* [Directions for this task] Figure out how many lines of the material below contain the word "Director". Answer with the number only.

===

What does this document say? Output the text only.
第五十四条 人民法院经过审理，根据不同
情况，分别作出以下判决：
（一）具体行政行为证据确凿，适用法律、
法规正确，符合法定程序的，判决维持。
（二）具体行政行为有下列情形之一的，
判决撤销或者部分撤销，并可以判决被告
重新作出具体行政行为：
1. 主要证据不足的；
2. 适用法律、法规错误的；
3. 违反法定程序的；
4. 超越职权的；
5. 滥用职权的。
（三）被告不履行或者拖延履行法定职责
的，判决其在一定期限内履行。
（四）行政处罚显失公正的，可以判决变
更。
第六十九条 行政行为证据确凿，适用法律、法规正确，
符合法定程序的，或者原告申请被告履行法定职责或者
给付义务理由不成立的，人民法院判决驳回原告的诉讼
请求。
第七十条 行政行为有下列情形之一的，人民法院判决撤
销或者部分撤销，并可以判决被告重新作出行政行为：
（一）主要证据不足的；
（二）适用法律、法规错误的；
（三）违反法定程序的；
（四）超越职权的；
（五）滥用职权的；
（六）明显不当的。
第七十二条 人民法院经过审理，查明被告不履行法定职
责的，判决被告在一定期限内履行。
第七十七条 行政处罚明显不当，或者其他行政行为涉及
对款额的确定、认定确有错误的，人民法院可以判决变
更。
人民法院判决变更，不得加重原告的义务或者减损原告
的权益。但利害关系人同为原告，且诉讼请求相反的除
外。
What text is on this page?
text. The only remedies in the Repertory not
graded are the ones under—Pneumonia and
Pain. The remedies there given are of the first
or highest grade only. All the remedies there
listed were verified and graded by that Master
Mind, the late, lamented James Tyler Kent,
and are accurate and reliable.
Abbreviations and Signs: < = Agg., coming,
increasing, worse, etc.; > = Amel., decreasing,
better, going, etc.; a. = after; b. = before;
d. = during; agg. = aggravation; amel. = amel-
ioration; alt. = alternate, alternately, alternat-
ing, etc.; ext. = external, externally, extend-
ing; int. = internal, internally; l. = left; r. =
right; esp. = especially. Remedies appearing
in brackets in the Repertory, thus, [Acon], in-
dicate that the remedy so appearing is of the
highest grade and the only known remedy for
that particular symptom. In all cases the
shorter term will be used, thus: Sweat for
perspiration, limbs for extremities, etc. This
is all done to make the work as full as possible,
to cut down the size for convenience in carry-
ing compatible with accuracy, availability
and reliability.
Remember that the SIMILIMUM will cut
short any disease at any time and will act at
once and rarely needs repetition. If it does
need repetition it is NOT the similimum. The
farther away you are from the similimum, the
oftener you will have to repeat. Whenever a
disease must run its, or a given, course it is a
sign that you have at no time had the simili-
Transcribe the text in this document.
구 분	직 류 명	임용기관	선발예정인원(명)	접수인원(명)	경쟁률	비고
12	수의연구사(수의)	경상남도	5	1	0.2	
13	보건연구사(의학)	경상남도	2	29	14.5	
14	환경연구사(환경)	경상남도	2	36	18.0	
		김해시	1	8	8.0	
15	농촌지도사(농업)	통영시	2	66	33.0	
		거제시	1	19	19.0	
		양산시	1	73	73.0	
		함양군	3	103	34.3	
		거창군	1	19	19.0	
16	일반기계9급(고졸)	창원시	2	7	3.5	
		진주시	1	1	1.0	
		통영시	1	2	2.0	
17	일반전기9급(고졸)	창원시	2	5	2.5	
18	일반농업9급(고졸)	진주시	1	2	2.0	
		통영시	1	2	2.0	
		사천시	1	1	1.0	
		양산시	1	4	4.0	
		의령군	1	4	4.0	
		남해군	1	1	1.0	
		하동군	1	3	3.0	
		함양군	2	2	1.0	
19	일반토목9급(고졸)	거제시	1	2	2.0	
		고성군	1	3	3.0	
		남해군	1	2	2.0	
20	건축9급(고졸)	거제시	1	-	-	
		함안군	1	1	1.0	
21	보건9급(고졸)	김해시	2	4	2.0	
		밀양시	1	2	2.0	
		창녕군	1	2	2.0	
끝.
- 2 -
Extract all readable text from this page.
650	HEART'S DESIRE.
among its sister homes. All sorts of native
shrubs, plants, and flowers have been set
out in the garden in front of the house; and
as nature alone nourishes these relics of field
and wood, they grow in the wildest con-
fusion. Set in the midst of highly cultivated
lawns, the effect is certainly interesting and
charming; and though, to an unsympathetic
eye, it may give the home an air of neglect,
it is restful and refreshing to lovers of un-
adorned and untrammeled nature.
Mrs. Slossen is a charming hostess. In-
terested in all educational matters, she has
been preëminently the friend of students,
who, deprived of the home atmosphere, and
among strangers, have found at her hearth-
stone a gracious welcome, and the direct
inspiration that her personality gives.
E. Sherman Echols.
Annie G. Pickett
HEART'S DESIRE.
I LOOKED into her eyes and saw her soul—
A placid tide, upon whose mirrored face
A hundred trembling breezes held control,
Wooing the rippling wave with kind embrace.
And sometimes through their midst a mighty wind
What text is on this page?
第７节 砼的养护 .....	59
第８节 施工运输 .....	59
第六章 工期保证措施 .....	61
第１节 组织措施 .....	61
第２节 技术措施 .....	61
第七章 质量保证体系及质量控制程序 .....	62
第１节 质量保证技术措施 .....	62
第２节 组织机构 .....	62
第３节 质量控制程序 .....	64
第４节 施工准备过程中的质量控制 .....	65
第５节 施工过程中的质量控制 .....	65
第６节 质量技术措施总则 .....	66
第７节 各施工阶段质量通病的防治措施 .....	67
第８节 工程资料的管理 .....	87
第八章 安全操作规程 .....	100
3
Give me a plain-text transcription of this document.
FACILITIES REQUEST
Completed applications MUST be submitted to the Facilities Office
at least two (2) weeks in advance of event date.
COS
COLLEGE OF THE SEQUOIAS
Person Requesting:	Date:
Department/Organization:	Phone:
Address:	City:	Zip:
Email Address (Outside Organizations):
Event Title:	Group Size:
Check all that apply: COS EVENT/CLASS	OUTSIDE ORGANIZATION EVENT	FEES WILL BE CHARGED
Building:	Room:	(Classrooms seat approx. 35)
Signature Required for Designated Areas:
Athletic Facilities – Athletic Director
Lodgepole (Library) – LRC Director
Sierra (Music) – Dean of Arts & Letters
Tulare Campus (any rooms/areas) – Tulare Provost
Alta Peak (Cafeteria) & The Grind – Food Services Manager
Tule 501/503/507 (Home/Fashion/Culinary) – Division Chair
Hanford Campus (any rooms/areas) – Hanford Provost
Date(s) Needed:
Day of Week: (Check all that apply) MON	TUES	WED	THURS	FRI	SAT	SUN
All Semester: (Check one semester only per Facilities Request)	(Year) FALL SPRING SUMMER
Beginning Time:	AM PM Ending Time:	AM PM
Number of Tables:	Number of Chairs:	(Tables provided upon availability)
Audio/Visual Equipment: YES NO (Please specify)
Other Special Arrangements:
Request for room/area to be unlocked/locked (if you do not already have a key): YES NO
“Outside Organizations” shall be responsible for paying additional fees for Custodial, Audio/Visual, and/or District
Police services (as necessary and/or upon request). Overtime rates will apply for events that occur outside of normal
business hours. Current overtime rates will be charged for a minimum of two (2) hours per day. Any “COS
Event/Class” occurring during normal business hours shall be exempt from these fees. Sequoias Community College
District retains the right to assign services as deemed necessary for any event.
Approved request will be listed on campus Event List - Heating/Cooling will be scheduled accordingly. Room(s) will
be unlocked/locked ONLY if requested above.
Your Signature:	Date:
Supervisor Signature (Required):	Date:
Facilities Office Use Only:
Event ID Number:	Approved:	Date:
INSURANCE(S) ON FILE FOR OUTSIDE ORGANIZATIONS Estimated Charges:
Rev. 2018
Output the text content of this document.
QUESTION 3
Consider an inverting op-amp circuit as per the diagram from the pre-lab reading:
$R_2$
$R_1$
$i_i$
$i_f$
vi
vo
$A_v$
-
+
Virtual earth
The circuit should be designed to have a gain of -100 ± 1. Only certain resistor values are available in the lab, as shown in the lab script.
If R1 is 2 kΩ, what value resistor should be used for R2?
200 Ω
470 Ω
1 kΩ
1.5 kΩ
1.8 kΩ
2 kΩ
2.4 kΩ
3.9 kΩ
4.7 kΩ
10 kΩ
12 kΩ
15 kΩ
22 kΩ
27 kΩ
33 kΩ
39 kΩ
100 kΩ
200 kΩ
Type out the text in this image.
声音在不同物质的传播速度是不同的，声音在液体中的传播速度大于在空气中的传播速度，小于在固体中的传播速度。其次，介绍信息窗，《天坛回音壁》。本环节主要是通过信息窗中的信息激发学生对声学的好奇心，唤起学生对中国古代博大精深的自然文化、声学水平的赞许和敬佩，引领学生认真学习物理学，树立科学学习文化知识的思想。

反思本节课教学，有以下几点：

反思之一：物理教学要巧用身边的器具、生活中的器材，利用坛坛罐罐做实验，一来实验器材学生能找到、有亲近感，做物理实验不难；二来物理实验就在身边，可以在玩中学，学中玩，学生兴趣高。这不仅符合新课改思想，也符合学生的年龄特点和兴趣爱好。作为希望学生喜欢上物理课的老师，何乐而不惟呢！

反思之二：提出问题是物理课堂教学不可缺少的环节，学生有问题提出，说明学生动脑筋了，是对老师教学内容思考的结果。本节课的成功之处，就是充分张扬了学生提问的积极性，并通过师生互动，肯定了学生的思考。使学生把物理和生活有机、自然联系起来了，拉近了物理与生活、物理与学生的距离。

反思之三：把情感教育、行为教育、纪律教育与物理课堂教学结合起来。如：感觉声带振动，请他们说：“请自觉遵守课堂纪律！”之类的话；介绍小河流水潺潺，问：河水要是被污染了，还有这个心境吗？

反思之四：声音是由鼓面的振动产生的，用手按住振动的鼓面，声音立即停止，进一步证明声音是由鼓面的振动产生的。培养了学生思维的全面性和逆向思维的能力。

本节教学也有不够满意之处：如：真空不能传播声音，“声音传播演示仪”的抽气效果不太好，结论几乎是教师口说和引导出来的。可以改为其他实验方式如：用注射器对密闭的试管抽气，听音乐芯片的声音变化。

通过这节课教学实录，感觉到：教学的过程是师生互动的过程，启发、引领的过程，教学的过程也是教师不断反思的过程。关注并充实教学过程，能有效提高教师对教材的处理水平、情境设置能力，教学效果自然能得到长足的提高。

===

* [Expected answer] 2